> Set problem: Find each line in the following listing that has the string "title", then state the count and nothing else.

# start of Supplied data

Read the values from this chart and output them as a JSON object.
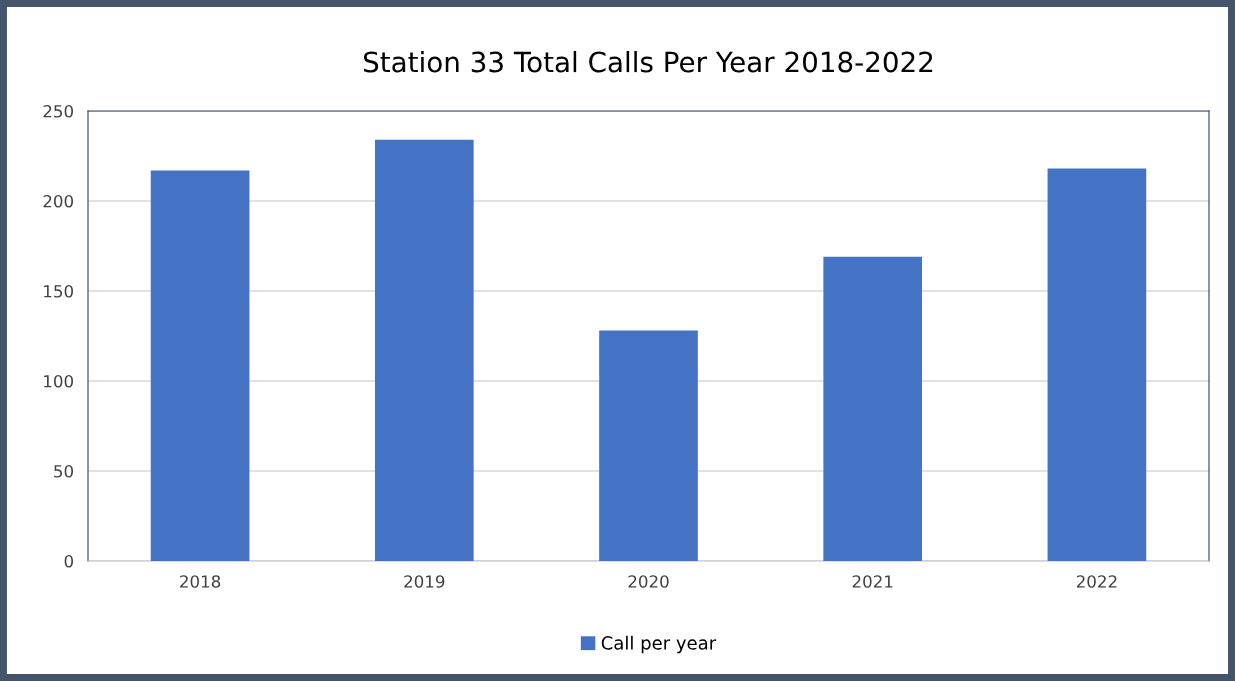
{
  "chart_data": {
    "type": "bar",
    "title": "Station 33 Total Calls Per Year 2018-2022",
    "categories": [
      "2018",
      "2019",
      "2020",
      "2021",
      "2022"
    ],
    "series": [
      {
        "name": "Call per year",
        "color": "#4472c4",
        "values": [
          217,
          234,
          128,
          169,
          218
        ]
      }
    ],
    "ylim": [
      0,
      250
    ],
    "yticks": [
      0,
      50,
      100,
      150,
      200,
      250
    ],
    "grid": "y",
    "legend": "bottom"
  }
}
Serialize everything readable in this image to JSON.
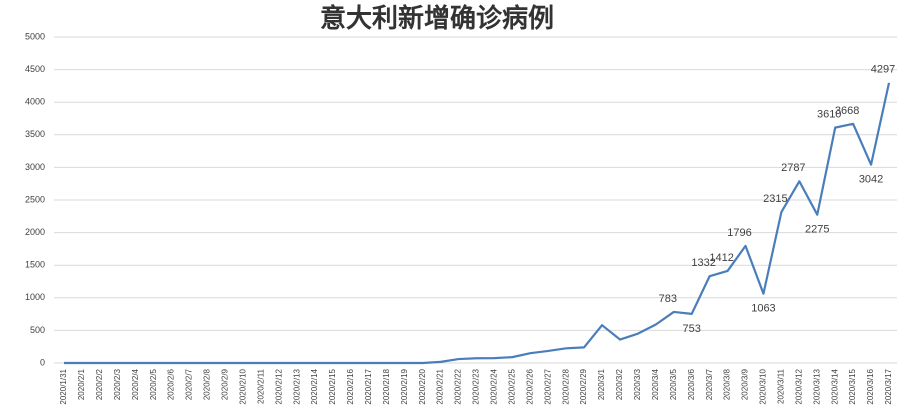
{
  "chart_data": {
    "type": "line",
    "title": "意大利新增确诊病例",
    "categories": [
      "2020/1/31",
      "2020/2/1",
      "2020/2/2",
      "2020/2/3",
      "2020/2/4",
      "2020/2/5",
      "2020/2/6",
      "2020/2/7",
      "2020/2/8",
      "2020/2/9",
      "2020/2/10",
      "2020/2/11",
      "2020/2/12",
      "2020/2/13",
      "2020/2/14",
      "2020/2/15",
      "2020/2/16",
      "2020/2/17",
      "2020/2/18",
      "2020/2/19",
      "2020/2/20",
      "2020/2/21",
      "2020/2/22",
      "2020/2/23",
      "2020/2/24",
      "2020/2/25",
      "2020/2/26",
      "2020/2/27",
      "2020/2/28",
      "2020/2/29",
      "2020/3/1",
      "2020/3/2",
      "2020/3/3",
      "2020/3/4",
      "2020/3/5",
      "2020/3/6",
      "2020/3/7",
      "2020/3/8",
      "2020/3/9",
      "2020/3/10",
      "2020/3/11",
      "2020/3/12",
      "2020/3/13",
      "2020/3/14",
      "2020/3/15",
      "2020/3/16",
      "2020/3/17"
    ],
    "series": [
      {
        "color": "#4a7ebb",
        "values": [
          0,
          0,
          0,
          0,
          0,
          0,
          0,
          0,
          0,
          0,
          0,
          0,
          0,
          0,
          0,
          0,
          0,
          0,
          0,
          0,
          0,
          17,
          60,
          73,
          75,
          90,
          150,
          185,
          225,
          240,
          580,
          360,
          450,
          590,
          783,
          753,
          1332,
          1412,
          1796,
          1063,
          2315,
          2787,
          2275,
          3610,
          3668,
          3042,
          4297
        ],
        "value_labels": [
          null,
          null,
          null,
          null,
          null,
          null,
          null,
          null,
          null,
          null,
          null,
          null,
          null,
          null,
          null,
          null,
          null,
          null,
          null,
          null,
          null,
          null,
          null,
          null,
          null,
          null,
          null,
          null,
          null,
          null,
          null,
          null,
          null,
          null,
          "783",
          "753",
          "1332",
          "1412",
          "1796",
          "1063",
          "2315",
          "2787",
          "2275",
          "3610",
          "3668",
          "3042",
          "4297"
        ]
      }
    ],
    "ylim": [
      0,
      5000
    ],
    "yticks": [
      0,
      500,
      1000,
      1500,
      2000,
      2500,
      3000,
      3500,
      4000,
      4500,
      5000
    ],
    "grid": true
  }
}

# end of Supplied data
# start of Supplied data

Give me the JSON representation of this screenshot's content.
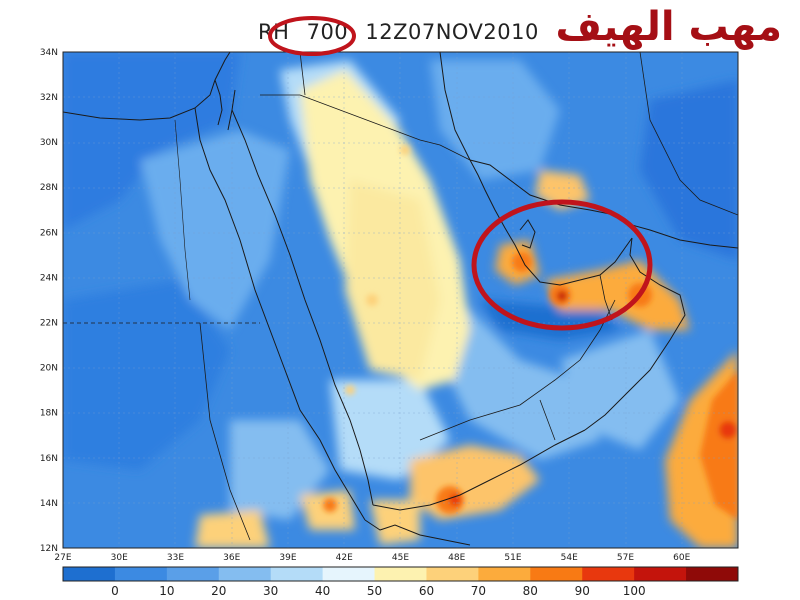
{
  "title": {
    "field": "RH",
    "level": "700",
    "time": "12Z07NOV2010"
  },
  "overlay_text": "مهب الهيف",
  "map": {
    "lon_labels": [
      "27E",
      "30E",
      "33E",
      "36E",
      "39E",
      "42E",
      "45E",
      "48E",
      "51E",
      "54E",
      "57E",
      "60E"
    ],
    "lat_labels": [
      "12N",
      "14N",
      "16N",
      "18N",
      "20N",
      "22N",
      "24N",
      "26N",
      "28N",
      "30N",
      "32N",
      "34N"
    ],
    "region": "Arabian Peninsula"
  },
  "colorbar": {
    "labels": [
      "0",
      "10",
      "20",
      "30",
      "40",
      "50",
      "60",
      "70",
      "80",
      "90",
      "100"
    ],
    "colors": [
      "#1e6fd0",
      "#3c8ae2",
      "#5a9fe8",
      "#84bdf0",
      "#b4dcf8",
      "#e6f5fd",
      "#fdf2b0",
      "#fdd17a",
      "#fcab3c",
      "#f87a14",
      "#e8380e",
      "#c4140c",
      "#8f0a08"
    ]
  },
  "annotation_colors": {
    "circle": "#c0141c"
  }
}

# end of Supplied data

> Expected output: 3